[Data listing]:
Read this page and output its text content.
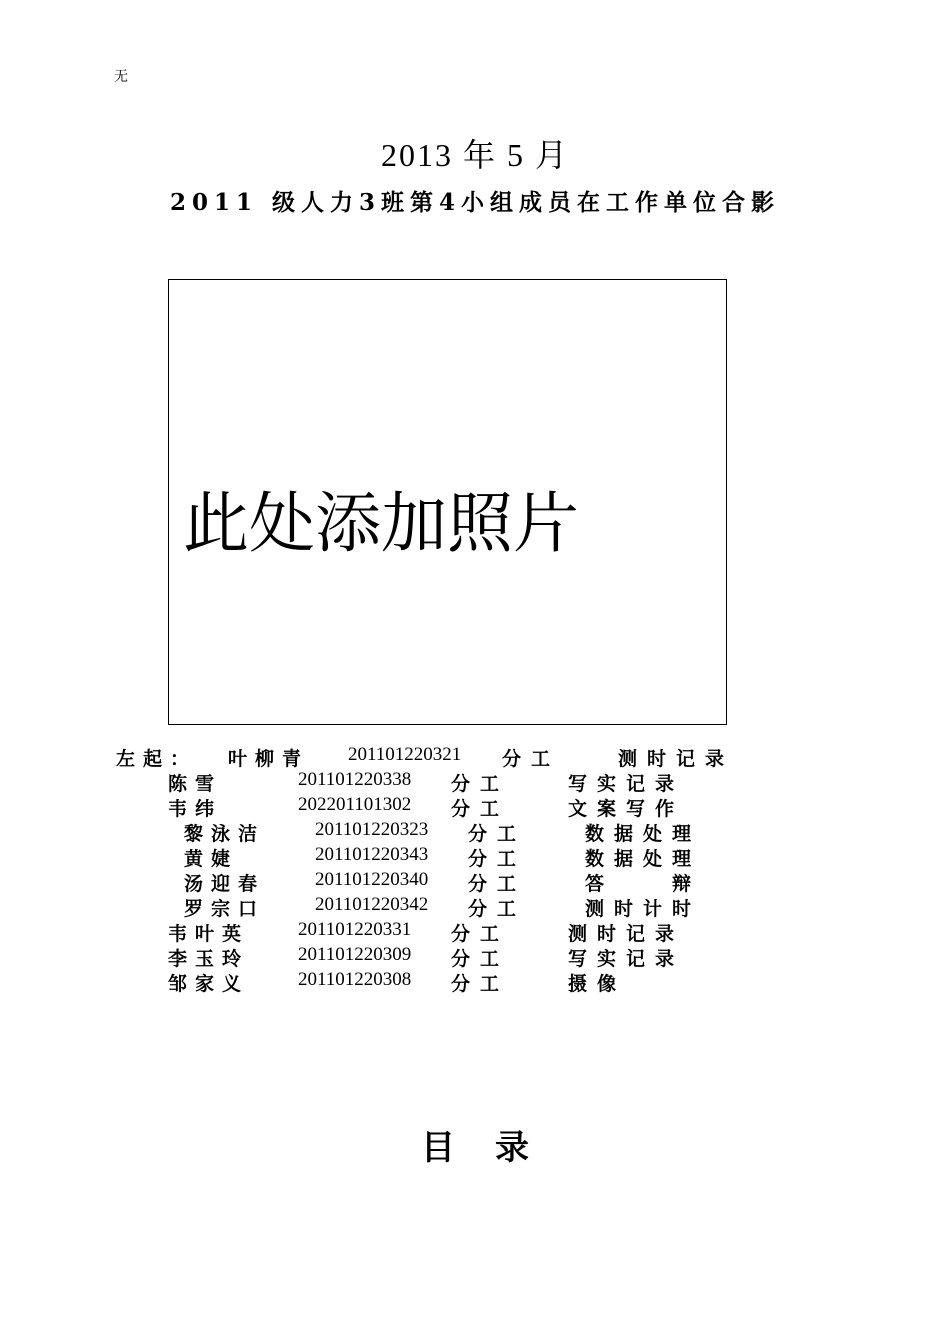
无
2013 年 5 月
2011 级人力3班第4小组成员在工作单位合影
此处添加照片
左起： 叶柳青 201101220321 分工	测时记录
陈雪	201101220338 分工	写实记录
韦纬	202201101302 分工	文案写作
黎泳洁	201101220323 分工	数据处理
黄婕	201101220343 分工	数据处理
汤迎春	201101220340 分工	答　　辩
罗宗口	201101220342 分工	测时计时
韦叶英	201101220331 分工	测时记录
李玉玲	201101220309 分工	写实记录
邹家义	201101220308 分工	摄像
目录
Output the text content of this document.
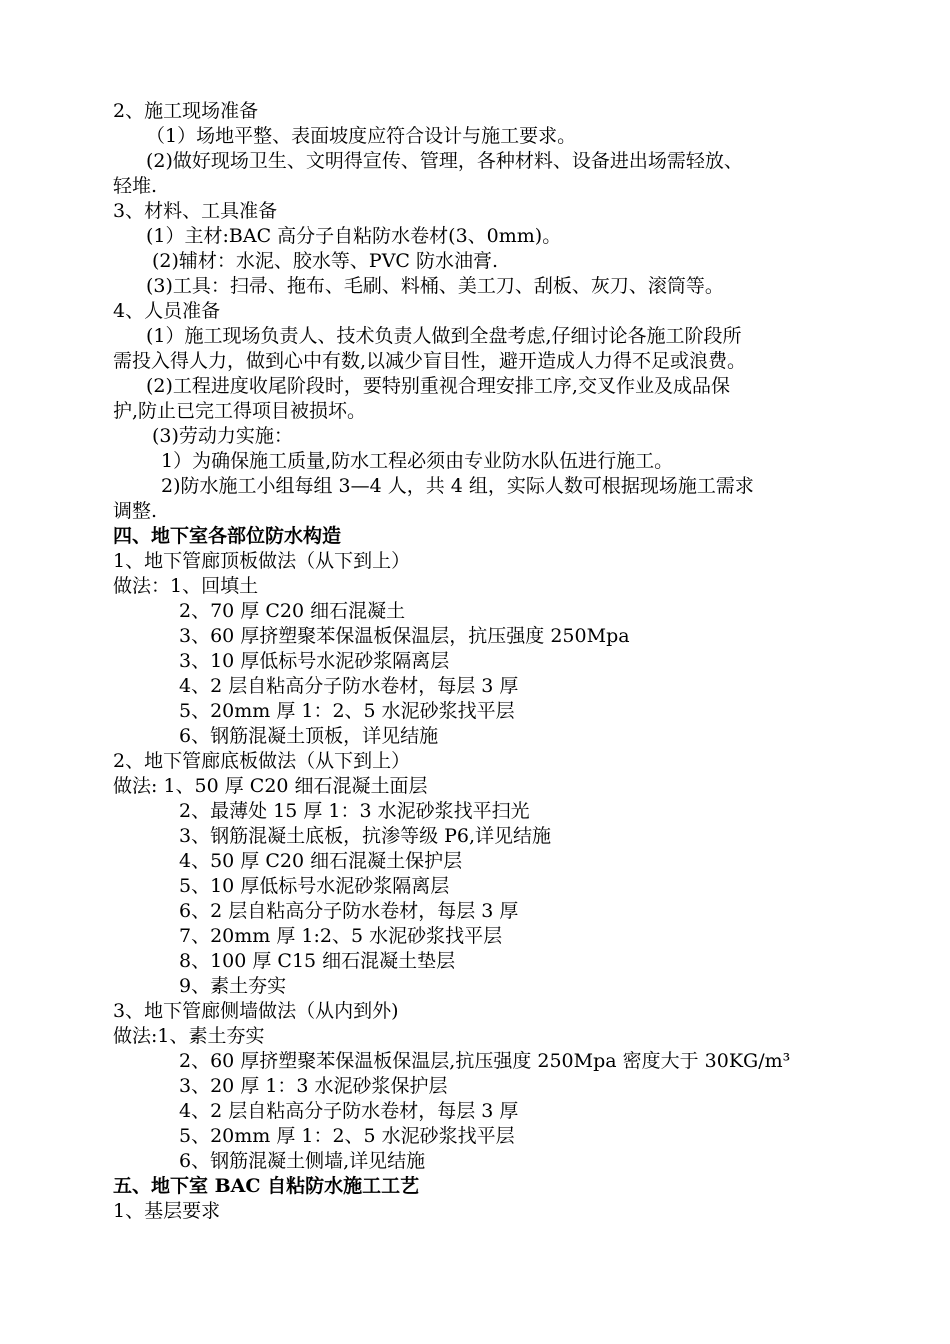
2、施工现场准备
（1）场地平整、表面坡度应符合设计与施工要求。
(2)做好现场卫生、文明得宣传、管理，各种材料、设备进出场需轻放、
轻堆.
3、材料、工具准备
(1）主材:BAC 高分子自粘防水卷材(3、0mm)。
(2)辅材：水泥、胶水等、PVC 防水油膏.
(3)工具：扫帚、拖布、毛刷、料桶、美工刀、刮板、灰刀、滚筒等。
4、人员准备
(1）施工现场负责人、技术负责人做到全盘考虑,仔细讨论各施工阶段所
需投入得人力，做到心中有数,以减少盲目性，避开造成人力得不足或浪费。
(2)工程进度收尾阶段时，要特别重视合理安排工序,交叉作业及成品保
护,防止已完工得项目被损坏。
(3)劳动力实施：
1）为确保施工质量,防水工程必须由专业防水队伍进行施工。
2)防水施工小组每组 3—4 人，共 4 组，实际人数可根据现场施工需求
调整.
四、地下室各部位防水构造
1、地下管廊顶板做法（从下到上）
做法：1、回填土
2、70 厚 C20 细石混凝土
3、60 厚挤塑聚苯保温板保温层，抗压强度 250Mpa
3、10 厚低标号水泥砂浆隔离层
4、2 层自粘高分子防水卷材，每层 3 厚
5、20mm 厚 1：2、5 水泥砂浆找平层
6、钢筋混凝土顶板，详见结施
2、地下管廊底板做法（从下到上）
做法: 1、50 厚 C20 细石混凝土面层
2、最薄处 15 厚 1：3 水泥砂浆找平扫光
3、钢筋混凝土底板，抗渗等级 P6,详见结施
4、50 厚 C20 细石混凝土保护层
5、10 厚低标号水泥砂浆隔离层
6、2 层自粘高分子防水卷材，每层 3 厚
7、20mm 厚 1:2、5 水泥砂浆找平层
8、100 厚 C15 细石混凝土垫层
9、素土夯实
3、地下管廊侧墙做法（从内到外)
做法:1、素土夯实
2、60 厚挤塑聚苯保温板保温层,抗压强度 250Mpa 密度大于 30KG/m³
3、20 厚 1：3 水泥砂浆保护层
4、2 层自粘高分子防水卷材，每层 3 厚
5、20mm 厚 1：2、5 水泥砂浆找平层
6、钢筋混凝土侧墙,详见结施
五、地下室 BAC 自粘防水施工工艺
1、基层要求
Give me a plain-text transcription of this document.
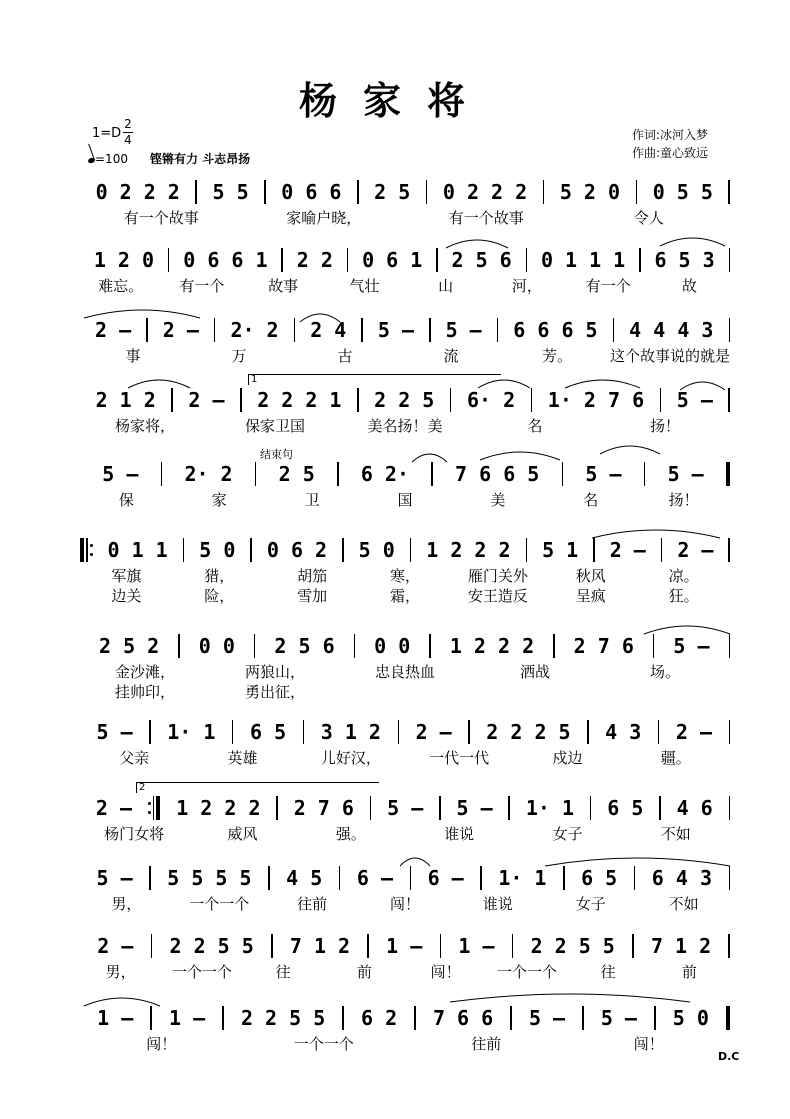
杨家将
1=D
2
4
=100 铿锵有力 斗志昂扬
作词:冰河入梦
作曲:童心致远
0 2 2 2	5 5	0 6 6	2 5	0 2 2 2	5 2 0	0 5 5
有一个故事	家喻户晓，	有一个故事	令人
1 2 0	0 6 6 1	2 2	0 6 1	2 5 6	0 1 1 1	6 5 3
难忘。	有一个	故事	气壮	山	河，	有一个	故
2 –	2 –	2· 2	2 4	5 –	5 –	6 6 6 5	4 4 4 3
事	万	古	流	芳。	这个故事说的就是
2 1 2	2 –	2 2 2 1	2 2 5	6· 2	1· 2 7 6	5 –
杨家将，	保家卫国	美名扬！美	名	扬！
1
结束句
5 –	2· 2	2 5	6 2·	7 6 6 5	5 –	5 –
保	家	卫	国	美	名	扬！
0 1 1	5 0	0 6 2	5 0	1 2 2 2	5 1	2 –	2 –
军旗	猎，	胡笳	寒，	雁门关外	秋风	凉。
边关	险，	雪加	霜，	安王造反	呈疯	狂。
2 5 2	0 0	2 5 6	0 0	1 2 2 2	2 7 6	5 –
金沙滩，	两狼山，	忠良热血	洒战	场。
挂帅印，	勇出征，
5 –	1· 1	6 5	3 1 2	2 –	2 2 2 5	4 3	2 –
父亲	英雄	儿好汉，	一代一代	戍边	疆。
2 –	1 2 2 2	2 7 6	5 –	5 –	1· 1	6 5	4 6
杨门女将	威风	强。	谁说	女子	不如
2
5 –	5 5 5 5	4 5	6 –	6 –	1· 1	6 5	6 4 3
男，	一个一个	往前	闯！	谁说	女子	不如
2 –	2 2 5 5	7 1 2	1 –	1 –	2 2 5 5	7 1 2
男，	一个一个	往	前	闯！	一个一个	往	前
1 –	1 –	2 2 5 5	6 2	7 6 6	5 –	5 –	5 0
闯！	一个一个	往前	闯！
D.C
* * *
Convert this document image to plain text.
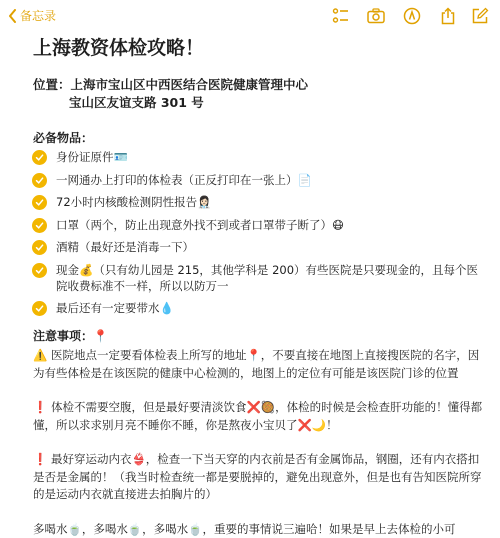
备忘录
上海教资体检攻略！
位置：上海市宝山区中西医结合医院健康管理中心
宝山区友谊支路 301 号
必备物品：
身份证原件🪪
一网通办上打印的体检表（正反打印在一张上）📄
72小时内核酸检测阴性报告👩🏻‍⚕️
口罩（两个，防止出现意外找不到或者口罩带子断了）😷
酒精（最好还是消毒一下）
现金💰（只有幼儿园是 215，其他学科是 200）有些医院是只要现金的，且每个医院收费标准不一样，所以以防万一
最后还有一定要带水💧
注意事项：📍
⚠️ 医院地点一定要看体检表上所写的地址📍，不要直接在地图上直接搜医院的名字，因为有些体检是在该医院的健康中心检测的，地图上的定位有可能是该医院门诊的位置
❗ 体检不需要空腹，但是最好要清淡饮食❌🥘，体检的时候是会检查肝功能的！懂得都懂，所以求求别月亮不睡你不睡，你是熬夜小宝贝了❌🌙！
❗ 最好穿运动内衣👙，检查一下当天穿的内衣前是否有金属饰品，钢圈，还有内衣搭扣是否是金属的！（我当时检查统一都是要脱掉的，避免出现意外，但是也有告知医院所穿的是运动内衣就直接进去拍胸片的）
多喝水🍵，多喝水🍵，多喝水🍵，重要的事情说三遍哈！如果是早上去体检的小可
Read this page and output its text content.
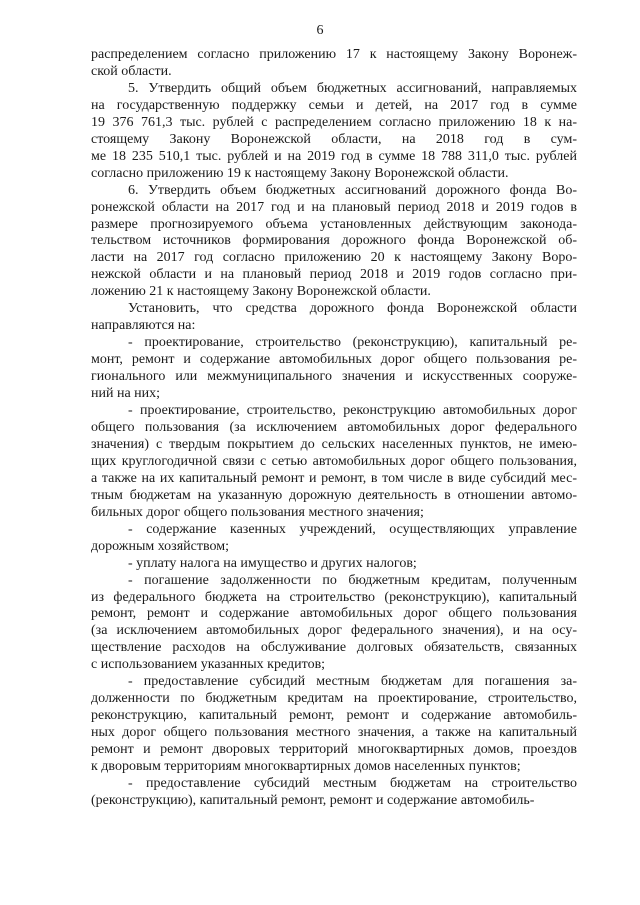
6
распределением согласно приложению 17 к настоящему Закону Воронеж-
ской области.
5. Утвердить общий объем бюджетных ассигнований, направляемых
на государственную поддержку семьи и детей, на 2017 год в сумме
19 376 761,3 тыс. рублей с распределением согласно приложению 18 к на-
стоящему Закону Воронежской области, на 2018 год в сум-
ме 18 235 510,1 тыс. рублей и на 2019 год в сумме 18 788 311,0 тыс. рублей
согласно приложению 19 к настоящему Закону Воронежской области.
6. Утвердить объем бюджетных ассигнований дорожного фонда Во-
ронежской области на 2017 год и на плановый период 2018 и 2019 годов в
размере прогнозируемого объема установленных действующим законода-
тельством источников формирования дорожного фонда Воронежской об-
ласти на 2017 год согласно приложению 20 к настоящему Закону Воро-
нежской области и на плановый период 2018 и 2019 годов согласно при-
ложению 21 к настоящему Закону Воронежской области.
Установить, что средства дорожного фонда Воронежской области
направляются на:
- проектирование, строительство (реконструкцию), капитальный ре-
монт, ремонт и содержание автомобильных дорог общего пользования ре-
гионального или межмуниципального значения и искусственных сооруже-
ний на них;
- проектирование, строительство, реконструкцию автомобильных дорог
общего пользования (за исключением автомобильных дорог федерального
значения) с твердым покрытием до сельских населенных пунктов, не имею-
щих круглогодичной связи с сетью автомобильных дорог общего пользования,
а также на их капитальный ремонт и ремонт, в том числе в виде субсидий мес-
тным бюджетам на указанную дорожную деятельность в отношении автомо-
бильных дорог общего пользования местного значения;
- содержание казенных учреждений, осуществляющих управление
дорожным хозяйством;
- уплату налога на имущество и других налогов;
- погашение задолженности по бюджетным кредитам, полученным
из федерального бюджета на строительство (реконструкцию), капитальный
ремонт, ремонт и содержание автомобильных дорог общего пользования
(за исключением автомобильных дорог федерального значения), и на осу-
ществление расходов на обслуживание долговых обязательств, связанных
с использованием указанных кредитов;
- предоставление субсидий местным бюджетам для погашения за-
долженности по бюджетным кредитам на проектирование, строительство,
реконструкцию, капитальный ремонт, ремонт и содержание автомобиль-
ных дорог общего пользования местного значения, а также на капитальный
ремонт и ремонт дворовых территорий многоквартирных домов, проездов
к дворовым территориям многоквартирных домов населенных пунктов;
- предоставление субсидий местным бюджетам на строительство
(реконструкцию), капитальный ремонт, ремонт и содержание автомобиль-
--
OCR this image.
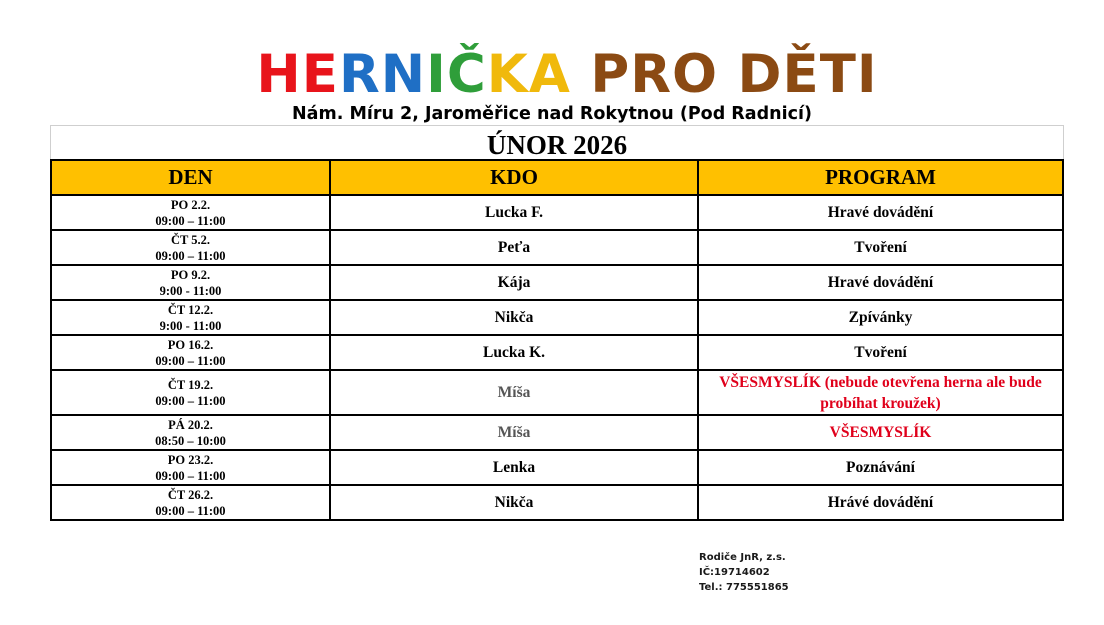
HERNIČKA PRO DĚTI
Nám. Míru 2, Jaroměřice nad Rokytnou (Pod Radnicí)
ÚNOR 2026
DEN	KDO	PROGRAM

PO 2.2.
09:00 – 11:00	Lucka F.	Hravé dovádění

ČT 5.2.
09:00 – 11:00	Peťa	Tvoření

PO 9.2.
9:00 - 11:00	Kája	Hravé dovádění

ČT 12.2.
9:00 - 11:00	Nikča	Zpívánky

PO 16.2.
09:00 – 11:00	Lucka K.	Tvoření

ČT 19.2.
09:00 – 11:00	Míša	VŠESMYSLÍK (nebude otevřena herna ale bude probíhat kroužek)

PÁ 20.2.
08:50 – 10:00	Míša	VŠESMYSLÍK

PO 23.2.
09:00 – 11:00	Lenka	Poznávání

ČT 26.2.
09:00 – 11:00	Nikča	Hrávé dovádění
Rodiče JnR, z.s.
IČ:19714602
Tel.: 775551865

[Your goal]:
Where does the word "plain" appear? Return each line that holds it.

[Task solution]:
Give me a plain-text transcription of this document.
Convert this document image to plain text.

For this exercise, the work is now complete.